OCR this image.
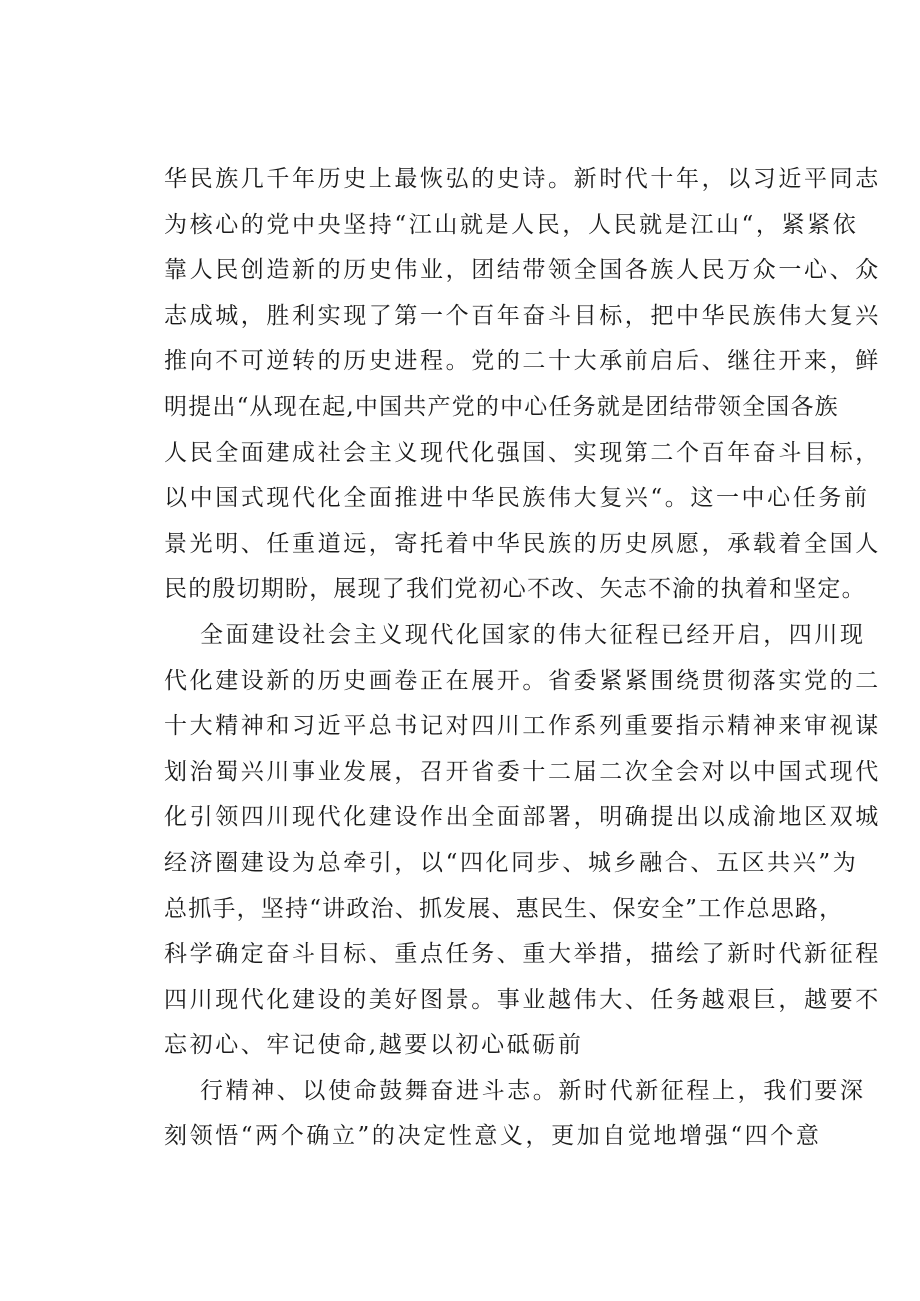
华民族几千年历史上最恢弘的史诗。新时代十年，以习近平同志
为核心的党中央坚持“江山就是人民，人民就是江山“，紧紧依
靠人民创造新的历史伟业，团结带领全国各族人民万众一心、众
志成城，胜利实现了第一个百年奋斗目标，把中华民族伟大复兴
推向不可逆转的历史进程。党的二十大承前启后、继往开来，鲜
明提出“从现在起,中国共产党的中心任务就是团结带领全国各族
人民全面建成社会主义现代化强国、实现第二个百年奋斗目标，
以中国式现代化全面推进中华民族伟大复兴“。这一中心任务前
景光明、任重道远，寄托着中华民族的历史夙愿，承载着全国人
民的殷切期盼，展现了我们党初心不改、矢志不渝的执着和坚定。
全面建设社会主义现代化国家的伟大征程已经开启，四川现
代化建设新的历史画卷正在展开。省委紧紧围绕贯彻落实党的二
十大精神和习近平总书记对四川工作系列重要指示精神来审视谋
划治蜀兴川事业发展，召开省委十二届二次全会对以中国式现代
化引领四川现代化建设作出全面部署，明确提出以成渝地区双城
经济圈建设为总牵引，以“四化同步、城乡融合、五区共兴”为
总抓手，坚持“讲政治、抓发展、惠民生、保安全”工作总思路，
科学确定奋斗目标、重点任务、重大举措，描绘了新时代新征程
四川现代化建设的美好图景。事业越伟大、任务越艰巨，越要不
忘初心、牢记使命,越要以初心砥砺前
行精神、以使命鼓舞奋进斗志。新时代新征程上，我们要深
刻领悟“两个确立”的决定性意义，更加自觉地增强“四个意
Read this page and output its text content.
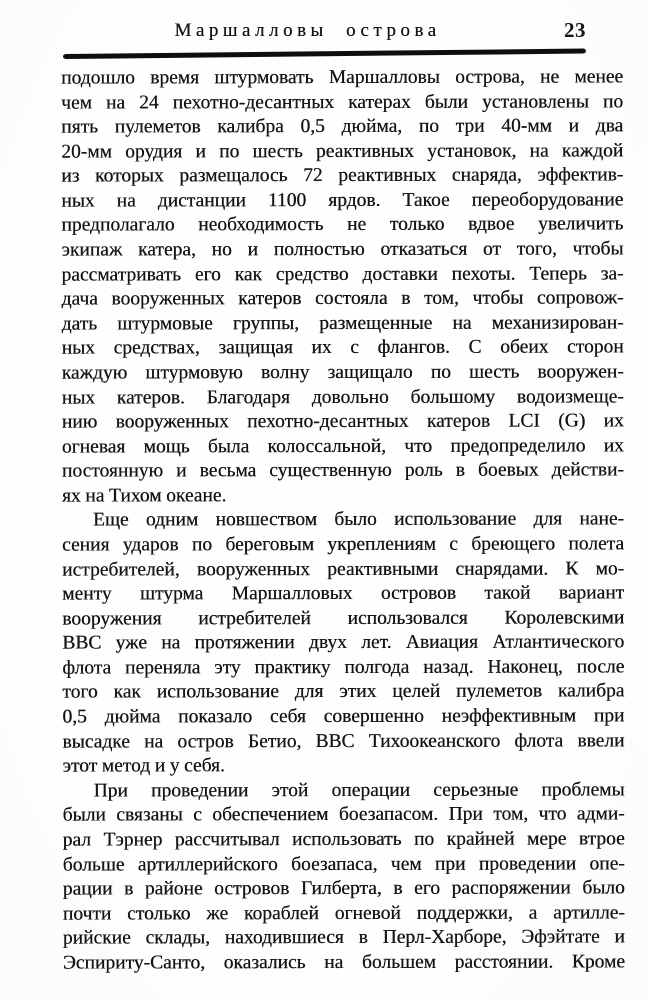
Маршалловы острова	23
подошло время штурмовать Маршалловы острова, не менее
чем на 24 пехотно-десантных катерах были установлены по
пять пулеметов калибра 0,5 дюйма, по три 40-мм и два
20-мм орудия и по шесть реактивных установок, на каждой
из которых размещалось 72 реактивных снаряда, эффектив-
ных на дистанции 1100 ярдов. Такое переоборудование
предполагало необходимость не только вдвое увеличить
экипаж катера, но и полностью отказаться от того, чтобы
рассматривать его как средство доставки пехоты. Теперь за-
дача вооруженных катеров состояла в том, чтобы сопровож-
дать штурмовые группы, размещенные на механизирован-
ных средствах, защищая их с флангов. С обеих сторон
каждую штурмовую волну защищало по шесть вооружен-
ных катеров. Благодаря довольно большому водоизмеще-
нию вооруженных пехотно-десантных катеров LCI (G) их
огневая мощь была колоссальной, что предопределило их
постоянную и весьма существенную роль в боевых действи-
ях на Тихом океане.
Еще одним новшеством было использование для нане-
сения ударов по береговым укреплениям с бреющего полета
истребителей, вооруженных реактивными снарядами. К мо-
менту штурма Маршалловых островов такой вариант
вооружения истребителей использовался Королевскими
ВВС уже на протяжении двух лет. Авиация Атлантического
флота переняла эту практику полгода назад. Наконец, после
того как использование для этих целей пулеметов калибра
0,5 дюйма показало себя совершенно неэффективным при
высадке на остров Бетио, ВВС Тихоокеанского флота ввели
этот метод и у себя.
При проведении этой операции серьезные проблемы
были связаны с обеспечением боезапасом. При том, что адми-
рал Тэрнер рассчитывал использовать по крайней мере втрое
больше артиллерийского боезапаса, чем при проведении опе-
рации в районе островов Гилберта, в его распоряжении было
почти столько же кораблей огневой поддержки, а артилле-
рийские склады, находившиеся в Перл-Харборе, Эфэйтате и
Эспириту-Санто, оказались на большем расстоянии. Кроме
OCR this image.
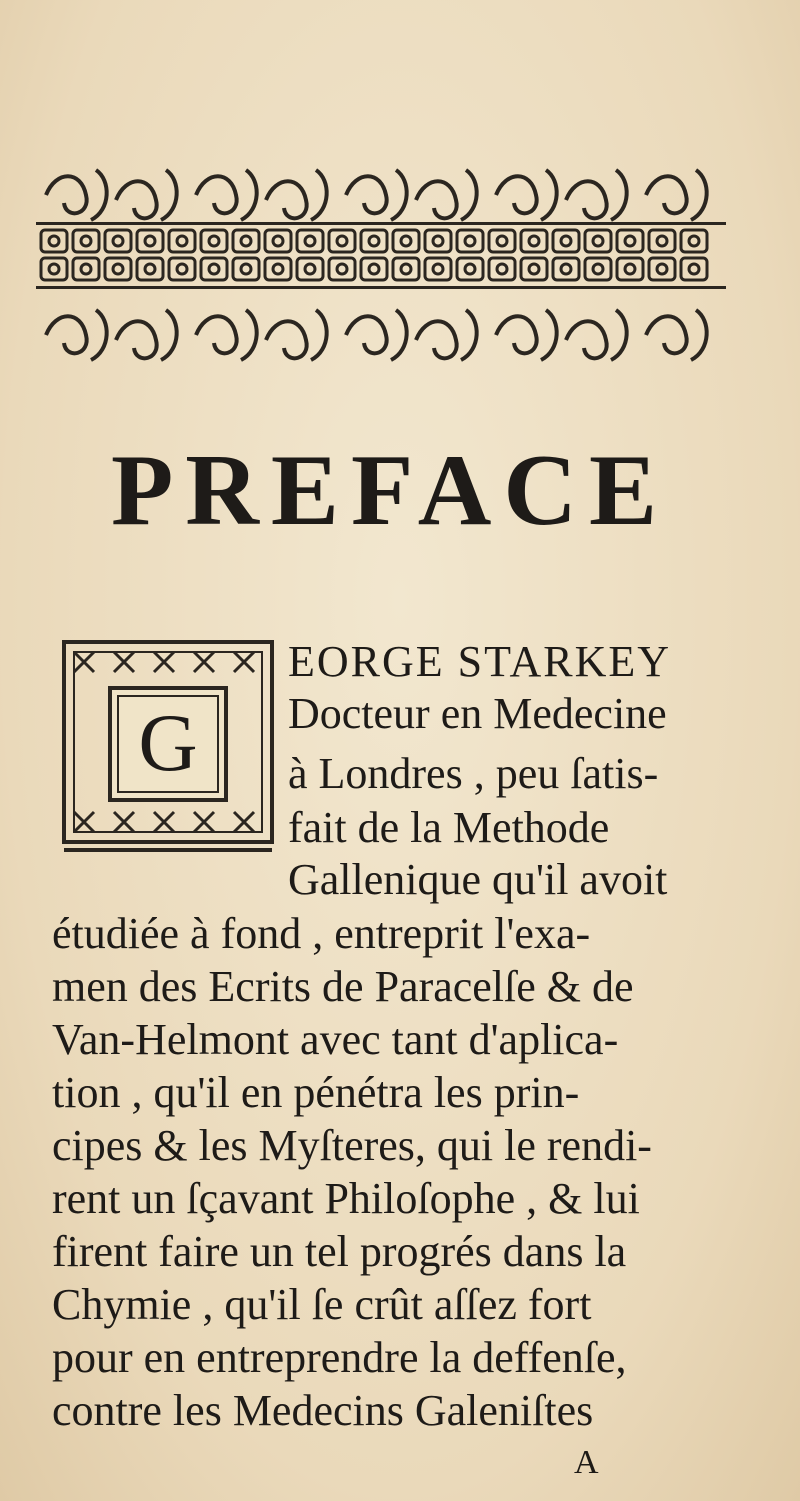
PREFACE
G
EORGE STARKEY
Docteur en Medecine
à Londres , peu ſatis-
fait de la Methode
Gallenique qu'il avoit
étudiée à fond , entreprit l'exa-
men des Ecrits de Paracelſe & de
Van-Helmont avec tant d'aplica-
tion , qu'il en pénétra les prin-
cipes & les Myſteres, qui le rendi-
rent un ſçavant Philoſophe , & lui
firent faire un tel progrés dans la
Chymie , qu'il ſe crût aſſez fort
pour en entreprendre la deffenſe,
contre les Medecins Galeniſtes
A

(Brief): Write out the whole listing again, exactly, with no pictures.

(Exercise result):
OCR this image.
华民族几千年历史上最恢弘的史诗。新时代十年，以习近平同志
为核心的党中央坚持“江山就是人民，人民就是江山“，紧紧依
靠人民创造新的历史伟业，团结带领全国各族人民万众一心、众
志成城，胜利实现了第一个百年奋斗目标，把中华民族伟大复兴
推向不可逆转的历史进程。党的二十大承前启后、继往开来，鲜
明提出“从现在起,中国共产党的中心任务就是团结带领全国各族
人民全面建成社会主义现代化强国、实现第二个百年奋斗目标，
以中国式现代化全面推进中华民族伟大复兴“。这一中心任务前
景光明、任重道远，寄托着中华民族的历史夙愿，承载着全国人
民的殷切期盼，展现了我们党初心不改、矢志不渝的执着和坚定。
全面建设社会主义现代化国家的伟大征程已经开启，四川现
代化建设新的历史画卷正在展开。省委紧紧围绕贯彻落实党的二
十大精神和习近平总书记对四川工作系列重要指示精神来审视谋
划治蜀兴川事业发展，召开省委十二届二次全会对以中国式现代
化引领四川现代化建设作出全面部署，明确提出以成渝地区双城
经济圈建设为总牵引，以“四化同步、城乡融合、五区共兴”为
总抓手，坚持“讲政治、抓发展、惠民生、保安全”工作总思路，
科学确定奋斗目标、重点任务、重大举措，描绘了新时代新征程
四川现代化建设的美好图景。事业越伟大、任务越艰巨，越要不
忘初心、牢记使命,越要以初心砥砺前
行精神、以使命鼓舞奋进斗志。新时代新征程上，我们要深
刻领悟“两个确立”的决定性意义，更加自觉地增强“四个意
Read this page and output its text content.
Маршалловы острова	23
подошло время штурмовать Маршалловы острова, не менее
чем на 24 пехотно-десантных катерах были установлены по
пять пулеметов калибра 0,5 дюйма, по три 40-мм и два
20-мм орудия и по шесть реактивных установок, на каждой
из которых размещалось 72 реактивных снаряда, эффектив-
ных на дистанции 1100 ярдов. Такое переоборудование
предполагало необходимость не только вдвое увеличить
экипаж катера, но и полностью отказаться от того, чтобы
рассматривать его как средство доставки пехоты. Теперь за-
дача вооруженных катеров состояла в том, чтобы сопровож-
дать штурмовые группы, размещенные на механизирован-
ных средствах, защищая их с флангов. С обеих сторон
каждую штурмовую волну защищало по шесть вооружен-
ных катеров. Благодаря довольно большому водоизмеще-
нию вооруженных пехотно-десантных катеров LCI (G) их
огневая мощь была колоссальной, что предопределило их
постоянную и весьма существенную роль в боевых действи-
ях на Тихом океане.
Еще одним новшеством было использование для нане-
сения ударов по береговым укреплениям с бреющего полета
истребителей, вооруженных реактивными снарядами. К мо-
менту штурма Маршалловых островов такой вариант
вооружения истребителей использовался Королевскими
ВВС уже на протяжении двух лет. Авиация Атлантического
флота переняла эту практику полгода назад. Наконец, после
того как использование для этих целей пулеметов калибра
0,5 дюйма показало себя совершенно неэффективным при
высадке на остров Бетио, ВВС Тихоокеанского флота ввели
этот метод и у себя.
При проведении этой операции серьезные проблемы
были связаны с обеспечением боезапасом. При том, что адми-
рал Тэрнер рассчитывал использовать по крайней мере втрое
больше артиллерийского боезапаса, чем при проведении опе-
рации в районе островов Гилберта, в его распоряжении было
почти столько же кораблей огневой поддержки, а артилле-
рийские склады, находившиеся в Перл-Харборе, Эфэйтате и
Эспириту-Санто, оказались на большем расстоянии. Кроме
OCR this image.
PREFACE
G
EORGE STARKEY
Docteur en Medecine
à Londres , peu ſatis-
fait de la Methode
Gallenique qu'il avoit
étudiée à fond , entreprit l'exa-
men des Ecrits de Paracelſe & de
Van-Helmont avec tant d'aplica-
tion , qu'il en pénétra les prin-
cipes & les Myſteres, qui le rendi-
rent un ſçavant Philoſophe , & lui
firent faire un tel progrés dans la
Chymie , qu'il ſe crût aſſez fort
pour en entreprendre la deffenſe,
contre les Medecins Galeniſtes
A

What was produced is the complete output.